To be done
Reproduce each line exactly, including spacing and punctuation.
— BEGIN —
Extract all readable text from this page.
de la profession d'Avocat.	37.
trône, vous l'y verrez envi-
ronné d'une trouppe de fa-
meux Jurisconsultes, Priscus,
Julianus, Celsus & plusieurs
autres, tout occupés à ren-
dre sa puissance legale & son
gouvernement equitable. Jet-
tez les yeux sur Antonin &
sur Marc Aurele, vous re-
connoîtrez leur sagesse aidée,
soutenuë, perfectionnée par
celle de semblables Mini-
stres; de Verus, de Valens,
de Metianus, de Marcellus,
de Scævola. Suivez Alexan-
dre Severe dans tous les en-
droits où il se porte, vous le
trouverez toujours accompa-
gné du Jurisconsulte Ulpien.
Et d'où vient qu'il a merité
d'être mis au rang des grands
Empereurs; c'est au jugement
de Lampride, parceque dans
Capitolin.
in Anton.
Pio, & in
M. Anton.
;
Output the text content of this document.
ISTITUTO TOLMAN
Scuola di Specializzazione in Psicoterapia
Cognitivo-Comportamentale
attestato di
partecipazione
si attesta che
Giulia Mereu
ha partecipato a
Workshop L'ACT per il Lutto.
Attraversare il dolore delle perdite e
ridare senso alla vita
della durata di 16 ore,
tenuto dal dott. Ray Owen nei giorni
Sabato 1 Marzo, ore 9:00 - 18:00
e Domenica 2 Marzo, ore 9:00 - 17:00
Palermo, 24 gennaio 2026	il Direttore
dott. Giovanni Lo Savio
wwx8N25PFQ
— END —
Problem solution
Extract all readable text from this page.
de la profession d'Avocat.	37.
trône, vous l'y verrez envi-
ronné d'une trouppe de fa-
meux Jurisconsultes, Priscus,
Julianus, Celsus & plusieurs
autres, tout occupés à ren-
dre sa puissance legale & son
gouvernement equitable. Jet-
tez les yeux sur Antonin &
sur Marc Aurele, vous re-
connoîtrez leur sagesse aidée,
soutenuë, perfectionnée par
celle de semblables Mini-
stres; de Verus, de Valens,
de Metianus, de Marcellus,
de Scævola. Suivez Alexan-
dre Severe dans tous les en-
droits où il se porte, vous le
trouverez toujours accompa-
gné du Jurisconsulte Ulpien.
Et d'où vient qu'il a merité
d'être mis au rang des grands
Empereurs; c'est au jugement
de Lampride, parceque dans
Capitolin.
in Anton.
Pio, & in
M. Anton.
;
Output the text content of this document.
ISTITUTO TOLMAN
Scuola di Specializzazione in Psicoterapia
Cognitivo-Comportamentale
attestato di
partecipazione
si attesta che
Giulia Mereu
ha partecipato a
Workshop L'ACT per il Lutto.
Attraversare il dolore delle perdite e
ridare senso alla vita
della durata di 16 ore,
tenuto dal dott. Ray Owen nei giorni
Sabato 1 Marzo, ore 9:00 - 18:00
e Domenica 2 Marzo, ore 9:00 - 17:00
Palermo, 24 gennaio 2026	il Direttore
dott. Giovanni Lo Savio
wwx8N25PFQ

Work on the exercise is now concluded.